Collected data:
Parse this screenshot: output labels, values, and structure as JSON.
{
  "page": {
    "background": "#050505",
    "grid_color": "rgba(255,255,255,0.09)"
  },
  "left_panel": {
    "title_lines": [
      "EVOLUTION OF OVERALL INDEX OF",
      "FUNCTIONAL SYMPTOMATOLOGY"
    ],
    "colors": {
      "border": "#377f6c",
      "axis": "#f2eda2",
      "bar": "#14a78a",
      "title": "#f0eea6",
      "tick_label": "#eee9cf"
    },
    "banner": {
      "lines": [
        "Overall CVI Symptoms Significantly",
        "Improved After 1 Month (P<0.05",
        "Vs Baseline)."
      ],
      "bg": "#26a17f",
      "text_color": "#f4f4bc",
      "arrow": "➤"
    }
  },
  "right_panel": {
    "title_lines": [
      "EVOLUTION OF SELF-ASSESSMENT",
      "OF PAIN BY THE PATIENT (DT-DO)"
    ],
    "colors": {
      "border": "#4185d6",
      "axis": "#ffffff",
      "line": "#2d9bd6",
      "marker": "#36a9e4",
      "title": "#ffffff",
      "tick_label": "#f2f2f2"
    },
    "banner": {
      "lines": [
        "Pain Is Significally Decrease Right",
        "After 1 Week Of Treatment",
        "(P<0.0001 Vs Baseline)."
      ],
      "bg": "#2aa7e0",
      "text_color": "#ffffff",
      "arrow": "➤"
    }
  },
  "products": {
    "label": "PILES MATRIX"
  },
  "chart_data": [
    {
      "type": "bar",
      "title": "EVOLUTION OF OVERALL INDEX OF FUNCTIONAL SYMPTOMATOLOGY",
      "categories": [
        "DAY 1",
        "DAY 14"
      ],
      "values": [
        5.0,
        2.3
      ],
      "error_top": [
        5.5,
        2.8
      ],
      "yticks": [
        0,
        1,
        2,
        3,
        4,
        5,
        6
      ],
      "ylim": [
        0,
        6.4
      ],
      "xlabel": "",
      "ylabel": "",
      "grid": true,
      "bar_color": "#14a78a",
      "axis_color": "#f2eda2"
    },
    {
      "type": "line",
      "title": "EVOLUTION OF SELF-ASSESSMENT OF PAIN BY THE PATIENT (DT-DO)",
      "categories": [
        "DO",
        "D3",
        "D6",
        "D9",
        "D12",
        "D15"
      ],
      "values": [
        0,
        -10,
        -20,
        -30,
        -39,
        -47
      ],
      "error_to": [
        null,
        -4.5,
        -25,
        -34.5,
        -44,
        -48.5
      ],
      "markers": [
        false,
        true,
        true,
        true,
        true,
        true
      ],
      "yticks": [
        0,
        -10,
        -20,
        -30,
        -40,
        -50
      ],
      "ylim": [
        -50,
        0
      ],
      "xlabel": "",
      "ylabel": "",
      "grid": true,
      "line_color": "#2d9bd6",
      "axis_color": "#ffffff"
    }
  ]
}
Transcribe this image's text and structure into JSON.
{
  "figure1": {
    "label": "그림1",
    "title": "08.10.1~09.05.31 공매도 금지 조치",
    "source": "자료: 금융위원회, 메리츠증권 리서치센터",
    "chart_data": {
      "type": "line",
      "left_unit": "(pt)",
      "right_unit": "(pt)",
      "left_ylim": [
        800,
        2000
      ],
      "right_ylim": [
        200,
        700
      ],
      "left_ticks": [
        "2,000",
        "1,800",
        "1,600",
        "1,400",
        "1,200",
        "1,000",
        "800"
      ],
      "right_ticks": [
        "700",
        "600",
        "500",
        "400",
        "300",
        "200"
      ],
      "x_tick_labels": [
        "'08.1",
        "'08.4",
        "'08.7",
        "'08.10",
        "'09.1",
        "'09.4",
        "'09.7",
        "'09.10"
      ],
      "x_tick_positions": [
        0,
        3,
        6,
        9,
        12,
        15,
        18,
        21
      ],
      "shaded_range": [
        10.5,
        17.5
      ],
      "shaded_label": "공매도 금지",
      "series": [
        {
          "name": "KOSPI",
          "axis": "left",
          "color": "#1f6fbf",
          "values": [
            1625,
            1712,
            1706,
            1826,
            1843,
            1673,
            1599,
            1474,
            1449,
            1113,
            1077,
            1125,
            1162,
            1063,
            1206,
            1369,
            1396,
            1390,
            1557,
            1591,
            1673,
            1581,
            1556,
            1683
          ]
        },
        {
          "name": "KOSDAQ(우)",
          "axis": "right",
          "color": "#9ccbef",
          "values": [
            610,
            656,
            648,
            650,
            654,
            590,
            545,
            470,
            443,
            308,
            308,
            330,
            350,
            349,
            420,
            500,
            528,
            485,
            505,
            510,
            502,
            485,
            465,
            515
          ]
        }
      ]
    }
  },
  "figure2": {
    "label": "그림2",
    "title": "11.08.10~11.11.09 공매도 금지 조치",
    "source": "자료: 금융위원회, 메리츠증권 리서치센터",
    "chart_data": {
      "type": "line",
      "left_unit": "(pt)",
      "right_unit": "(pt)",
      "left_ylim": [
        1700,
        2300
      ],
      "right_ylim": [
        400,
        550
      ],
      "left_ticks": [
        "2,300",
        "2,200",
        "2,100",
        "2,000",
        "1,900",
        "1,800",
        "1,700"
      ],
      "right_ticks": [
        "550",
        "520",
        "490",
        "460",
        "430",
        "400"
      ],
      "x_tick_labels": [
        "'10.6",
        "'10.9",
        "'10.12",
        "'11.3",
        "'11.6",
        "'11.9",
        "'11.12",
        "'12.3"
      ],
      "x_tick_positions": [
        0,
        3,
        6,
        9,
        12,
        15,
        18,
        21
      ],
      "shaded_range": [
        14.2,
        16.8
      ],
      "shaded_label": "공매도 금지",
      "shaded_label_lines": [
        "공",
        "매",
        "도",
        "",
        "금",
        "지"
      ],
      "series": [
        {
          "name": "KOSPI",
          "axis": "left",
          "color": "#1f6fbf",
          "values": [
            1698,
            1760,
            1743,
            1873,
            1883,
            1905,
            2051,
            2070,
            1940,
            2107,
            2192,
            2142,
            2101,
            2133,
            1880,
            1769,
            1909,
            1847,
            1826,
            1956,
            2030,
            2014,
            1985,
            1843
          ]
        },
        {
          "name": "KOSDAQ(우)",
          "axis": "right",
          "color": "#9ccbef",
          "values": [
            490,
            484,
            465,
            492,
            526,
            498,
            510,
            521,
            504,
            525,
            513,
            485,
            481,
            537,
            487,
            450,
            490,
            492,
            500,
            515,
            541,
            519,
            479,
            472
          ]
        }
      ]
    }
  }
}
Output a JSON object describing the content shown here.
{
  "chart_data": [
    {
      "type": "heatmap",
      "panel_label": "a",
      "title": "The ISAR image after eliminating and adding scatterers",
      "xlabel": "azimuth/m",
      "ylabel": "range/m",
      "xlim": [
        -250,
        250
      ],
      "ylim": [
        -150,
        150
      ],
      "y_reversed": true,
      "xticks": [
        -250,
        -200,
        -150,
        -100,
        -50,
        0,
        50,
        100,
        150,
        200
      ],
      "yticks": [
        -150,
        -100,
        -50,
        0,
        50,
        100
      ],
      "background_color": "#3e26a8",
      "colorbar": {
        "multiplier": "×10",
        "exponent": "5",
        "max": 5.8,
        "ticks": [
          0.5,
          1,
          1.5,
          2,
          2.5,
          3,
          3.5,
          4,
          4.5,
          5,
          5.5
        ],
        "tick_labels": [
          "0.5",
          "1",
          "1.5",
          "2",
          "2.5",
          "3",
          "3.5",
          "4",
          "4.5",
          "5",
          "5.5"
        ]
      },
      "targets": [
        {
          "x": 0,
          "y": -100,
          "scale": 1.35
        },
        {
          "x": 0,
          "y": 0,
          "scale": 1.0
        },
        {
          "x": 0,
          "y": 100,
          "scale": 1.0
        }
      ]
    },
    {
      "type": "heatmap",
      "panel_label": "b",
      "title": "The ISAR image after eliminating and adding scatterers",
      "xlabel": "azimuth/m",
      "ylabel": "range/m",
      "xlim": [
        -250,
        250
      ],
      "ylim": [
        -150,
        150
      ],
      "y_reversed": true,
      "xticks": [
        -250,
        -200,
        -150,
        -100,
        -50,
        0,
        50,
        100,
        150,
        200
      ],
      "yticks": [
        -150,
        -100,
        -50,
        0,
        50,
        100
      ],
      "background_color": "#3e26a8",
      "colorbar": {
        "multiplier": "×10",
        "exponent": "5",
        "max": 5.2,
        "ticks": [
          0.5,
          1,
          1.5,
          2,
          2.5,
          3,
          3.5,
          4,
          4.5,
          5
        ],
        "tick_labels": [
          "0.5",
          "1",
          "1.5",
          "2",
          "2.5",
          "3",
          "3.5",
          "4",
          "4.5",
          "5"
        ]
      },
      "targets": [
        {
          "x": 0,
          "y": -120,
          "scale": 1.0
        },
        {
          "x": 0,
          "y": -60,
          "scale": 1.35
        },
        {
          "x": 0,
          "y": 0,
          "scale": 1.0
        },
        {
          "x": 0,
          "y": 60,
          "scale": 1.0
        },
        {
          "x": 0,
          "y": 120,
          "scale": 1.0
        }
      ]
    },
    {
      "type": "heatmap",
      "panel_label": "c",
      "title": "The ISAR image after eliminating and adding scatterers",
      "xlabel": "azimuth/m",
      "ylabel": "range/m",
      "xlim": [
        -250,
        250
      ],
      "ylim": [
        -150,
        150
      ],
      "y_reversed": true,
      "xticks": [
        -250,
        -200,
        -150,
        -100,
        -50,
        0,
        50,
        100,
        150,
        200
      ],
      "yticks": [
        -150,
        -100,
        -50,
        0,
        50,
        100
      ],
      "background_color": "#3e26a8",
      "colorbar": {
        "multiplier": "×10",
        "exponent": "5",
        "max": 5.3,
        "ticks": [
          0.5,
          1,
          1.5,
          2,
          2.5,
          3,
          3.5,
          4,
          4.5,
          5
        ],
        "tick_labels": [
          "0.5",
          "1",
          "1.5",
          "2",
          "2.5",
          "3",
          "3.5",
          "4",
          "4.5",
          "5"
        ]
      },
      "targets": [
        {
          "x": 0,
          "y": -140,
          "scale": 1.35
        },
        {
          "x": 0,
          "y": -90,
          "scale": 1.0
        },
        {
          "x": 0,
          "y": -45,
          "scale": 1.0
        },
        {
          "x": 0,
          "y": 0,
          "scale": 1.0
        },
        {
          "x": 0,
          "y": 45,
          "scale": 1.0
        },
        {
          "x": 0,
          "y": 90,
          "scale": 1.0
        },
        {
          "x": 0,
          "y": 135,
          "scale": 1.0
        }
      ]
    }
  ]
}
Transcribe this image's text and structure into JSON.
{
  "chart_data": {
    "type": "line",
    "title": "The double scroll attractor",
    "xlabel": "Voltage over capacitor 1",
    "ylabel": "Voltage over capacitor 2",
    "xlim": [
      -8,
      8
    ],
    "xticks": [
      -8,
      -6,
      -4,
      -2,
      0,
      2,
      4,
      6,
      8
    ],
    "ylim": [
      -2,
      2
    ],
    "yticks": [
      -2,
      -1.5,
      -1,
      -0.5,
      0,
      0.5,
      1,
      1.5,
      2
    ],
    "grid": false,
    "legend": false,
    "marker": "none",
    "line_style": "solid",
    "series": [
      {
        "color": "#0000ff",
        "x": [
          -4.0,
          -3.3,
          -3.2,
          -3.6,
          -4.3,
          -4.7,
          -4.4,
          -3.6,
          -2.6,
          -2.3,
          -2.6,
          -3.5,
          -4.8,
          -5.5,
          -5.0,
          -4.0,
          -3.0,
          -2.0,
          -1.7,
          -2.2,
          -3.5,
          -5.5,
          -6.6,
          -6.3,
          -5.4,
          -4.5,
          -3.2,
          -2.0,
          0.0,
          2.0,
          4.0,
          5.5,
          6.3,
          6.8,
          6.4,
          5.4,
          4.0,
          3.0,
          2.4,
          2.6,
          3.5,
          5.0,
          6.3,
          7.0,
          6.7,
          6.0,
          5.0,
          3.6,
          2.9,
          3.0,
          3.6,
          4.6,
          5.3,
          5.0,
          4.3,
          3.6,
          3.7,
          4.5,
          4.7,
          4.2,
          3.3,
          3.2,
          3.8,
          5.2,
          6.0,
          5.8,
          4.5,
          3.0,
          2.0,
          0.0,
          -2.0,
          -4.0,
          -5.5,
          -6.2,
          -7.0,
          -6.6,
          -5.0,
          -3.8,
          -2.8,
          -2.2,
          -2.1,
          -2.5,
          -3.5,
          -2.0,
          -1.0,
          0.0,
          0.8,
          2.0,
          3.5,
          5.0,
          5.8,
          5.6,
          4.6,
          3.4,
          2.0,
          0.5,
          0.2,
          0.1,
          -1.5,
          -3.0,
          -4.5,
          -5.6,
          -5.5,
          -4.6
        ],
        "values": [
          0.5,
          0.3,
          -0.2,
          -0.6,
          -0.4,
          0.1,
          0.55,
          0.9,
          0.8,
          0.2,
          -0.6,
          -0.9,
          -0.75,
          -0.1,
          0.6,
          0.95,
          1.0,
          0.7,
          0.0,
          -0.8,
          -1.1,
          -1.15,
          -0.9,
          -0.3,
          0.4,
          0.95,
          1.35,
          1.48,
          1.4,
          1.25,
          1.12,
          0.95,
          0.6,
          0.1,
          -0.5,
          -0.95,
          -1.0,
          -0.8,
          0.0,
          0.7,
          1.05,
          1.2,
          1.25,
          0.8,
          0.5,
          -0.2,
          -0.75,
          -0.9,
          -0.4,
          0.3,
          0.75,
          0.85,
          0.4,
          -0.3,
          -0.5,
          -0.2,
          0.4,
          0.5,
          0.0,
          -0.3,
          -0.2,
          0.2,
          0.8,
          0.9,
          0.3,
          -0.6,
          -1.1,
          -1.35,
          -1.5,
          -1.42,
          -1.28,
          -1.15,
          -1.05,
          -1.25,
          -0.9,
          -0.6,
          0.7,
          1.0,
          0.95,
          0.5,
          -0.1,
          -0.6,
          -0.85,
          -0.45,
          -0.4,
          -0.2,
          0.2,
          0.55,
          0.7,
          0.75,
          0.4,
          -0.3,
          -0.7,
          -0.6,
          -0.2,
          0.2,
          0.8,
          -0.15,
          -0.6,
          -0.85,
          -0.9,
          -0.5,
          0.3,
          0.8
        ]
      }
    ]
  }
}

_The problem_. Find the lines containing "ffffff" and pull them out.

_Reply_.
      "axis": "#ffffff",
      "title": "#ffffff",
      "text_color": "#ffffff",
      "axis_color": "#ffffff"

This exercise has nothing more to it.